(To do):
Locate the line that contains "Enumerate this screenshot's" in the entries below. Retype it and all following lines through the final one, character for character.

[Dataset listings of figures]
============

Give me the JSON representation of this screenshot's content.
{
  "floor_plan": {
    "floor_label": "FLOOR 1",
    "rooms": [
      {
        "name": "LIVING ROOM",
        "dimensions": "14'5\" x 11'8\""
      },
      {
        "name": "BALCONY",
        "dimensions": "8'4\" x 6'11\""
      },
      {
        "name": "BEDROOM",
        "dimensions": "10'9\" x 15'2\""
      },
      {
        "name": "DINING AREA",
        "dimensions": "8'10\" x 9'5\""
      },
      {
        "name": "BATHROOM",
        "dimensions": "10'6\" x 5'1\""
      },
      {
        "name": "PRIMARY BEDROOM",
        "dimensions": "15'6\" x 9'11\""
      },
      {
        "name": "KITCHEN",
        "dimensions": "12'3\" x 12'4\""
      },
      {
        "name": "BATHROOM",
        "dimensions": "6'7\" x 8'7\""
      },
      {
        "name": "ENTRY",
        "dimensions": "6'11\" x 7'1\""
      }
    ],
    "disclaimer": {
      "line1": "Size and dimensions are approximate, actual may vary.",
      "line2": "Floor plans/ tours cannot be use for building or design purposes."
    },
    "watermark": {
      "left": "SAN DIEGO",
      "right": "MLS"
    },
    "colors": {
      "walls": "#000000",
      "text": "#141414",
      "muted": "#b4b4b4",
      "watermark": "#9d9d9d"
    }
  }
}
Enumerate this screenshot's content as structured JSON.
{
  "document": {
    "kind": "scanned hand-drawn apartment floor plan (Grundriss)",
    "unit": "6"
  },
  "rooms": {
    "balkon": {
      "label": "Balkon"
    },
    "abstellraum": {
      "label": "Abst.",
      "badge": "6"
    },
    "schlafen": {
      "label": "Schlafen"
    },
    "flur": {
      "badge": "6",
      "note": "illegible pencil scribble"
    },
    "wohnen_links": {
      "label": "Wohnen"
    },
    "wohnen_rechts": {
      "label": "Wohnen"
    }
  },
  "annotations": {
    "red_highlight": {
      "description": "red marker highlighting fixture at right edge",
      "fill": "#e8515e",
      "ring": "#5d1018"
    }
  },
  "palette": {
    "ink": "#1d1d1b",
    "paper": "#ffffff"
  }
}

============

(Response to this exercise):
Enumerate this screenshot's content as structured JSON.
{
  "document": {
    "kind": "scanned hand-drawn apartment floor plan (Grundriss)",
    "unit": "6"
  },
  "rooms": {
    "balkon": {
      "label": "Balkon"
    },
    "abstellraum": {
      "label": "Abst.",
      "badge": "6"
    },
    "schlafen": {
      "label": "Schlafen"
    },
    "flur": {
      "badge": "6",
      "note": "illegible pencil scribble"
    },
    "wohnen_links": {
      "label": "Wohnen"
    },
    "wohnen_rechts": {
      "label": "Wohnen"
    }
  },
  "annotations": {
    "red_highlight": {
      "description": "red marker highlighting fixture at right edge",
      "fill": "#e8515e",
      "ring": "#5d1018"
    }
  },
  "palette": {
    "ink": "#1d1d1b",
    "paper": "#ffffff"
  }
}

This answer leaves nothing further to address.